(Excerpts from a figure dataset)
§ §
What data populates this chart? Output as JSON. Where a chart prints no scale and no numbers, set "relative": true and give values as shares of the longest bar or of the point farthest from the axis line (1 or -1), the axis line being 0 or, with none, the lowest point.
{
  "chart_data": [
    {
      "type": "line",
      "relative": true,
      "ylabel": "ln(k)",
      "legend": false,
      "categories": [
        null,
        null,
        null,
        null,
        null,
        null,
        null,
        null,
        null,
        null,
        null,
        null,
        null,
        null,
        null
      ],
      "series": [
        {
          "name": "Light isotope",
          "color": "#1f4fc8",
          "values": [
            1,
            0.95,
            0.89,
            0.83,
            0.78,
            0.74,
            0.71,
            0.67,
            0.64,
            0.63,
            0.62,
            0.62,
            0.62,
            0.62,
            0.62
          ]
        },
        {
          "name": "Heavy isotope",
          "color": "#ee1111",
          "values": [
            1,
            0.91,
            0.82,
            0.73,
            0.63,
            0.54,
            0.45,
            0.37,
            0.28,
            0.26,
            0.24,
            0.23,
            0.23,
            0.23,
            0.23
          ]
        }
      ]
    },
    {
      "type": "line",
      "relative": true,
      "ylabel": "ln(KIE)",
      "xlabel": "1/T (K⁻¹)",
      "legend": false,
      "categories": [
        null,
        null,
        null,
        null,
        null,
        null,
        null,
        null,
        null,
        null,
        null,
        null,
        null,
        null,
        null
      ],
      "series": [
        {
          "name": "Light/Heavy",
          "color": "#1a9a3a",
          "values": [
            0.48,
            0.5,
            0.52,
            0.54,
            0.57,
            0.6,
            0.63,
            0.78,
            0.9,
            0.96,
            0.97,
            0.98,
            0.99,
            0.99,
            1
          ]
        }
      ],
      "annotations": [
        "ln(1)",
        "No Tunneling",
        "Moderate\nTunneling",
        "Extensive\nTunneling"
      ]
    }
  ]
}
§ §
● **Objective**
Reproduce the data shown above exactly.

● **Response to the exercise**
What data populates this chart? Output as JSON. Where a chart prints no scale and no numbers, set "relative": true and give values as shares of the longest bar or of the point farthest from the axis line (1 or -1), the axis line being 0 or, with none, the lowest point.
{
  "chart_data": [
    {
      "type": "line",
      "relative": true,
      "ylabel": "ln(k)",
      "legend": false,
      "categories": [
        null,
        null,
        null,
        null,
        null,
        null,
        null,
        null,
        null,
        null,
        null,
        null,
        null,
        null,
        null
      ],
      "series": [
        {
          "name": "Light isotope",
          "color": "#1f4fc8",
          "values": [
            1,
            0.95,
            0.89,
            0.83,
            0.78,
            0.74,
            0.71,
            0.67,
            0.64,
            0.63,
            0.62,
            0.62,
            0.62,
            0.62,
            0.62
          ]
        },
        {
          "name": "Heavy isotope",
          "color": "#ee1111",
          "values": [
            1,
            0.91,
            0.82,
            0.73,
            0.63,
            0.54,
            0.45,
            0.37,
            0.28,
            0.26,
            0.24,
            0.23,
            0.23,
            0.23,
            0.23
          ]
        }
      ]
    },
    {
      "type": "line",
      "relative": true,
      "ylabel": "ln(KIE)",
      "xlabel": "1/T (K⁻¹)",
      "legend": false,
      "categories": [
        null,
        null,
        null,
        null,
        null,
        null,
        null,
        null,
        null,
        null,
        null,
        null,
        null,
        null,
        null
      ],
      "series": [
        {
          "name": "Light/Heavy",
          "color": "#1a9a3a",
          "values": [
            0.48,
            0.5,
            0.52,
            0.54,
            0.57,
            0.6,
            0.63,
            0.78,
            0.9,
            0.96,
            0.97,
            0.98,
            0.99,
            0.99,
            1
          ]
        }
      ],
      "annotations": [
        "ln(1)",
        "No Tunneling",
        "Moderate\nTunneling",
        "Extensive\nTunneling"
      ]
    }
  ]
}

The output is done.